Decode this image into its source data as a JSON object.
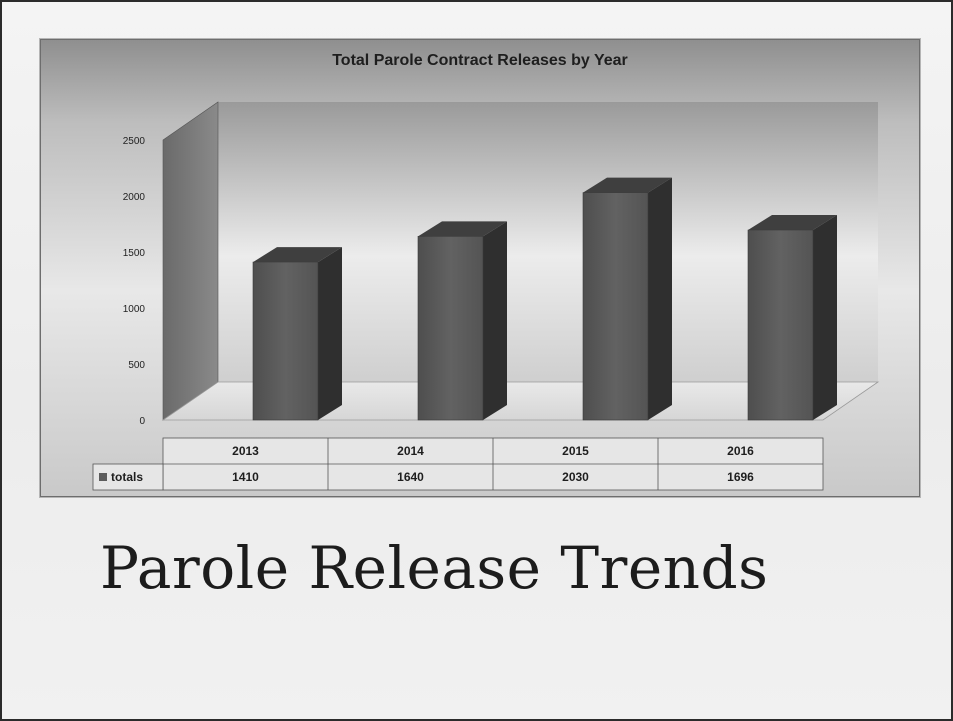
{
  "slide": {
    "title": "Parole Release Trends"
  },
  "chart_data": {
    "type": "bar",
    "title": "Total Parole Contract Releases by Year",
    "categories": [
      "2013",
      "2014",
      "2015",
      "2016"
    ],
    "series": [
      {
        "name": "totals",
        "values": [
          1410,
          1640,
          2030,
          1696
        ]
      }
    ],
    "yticks": [
      0,
      500,
      1000,
      1500,
      2000,
      2500
    ],
    "ylim": [
      0,
      2500
    ],
    "three_d": true,
    "data_table": true,
    "legend": "in data table",
    "colors": {
      "bar_front": "#5b5b5b",
      "bar_side": "#2f2f2f",
      "bar_top": "#3f3f3f"
    }
  }
}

◇ ◇ ◇ ◇

▶ **PROBLEM REQUIREMENTS**
Copy out every line of the material above exactly, skipping the pictures.

▶ **RESULT OF THE TASK**
Decode this image into its source data as a JSON object.
{
  "slide": {
    "title": "Parole Release Trends"
  },
  "chart_data": {
    "type": "bar",
    "title": "Total Parole Contract Releases by Year",
    "categories": [
      "2013",
      "2014",
      "2015",
      "2016"
    ],
    "series": [
      {
        "name": "totals",
        "values": [
          1410,
          1640,
          2030,
          1696
        ]
      }
    ],
    "yticks": [
      0,
      500,
      1000,
      1500,
      2000,
      2500
    ],
    "ylim": [
      0,
      2500
    ],
    "three_d": true,
    "data_table": true,
    "legend": "in data table",
    "colors": {
      "bar_front": "#5b5b5b",
      "bar_side": "#2f2f2f",
      "bar_top": "#3f3f3f"
    }
  }
}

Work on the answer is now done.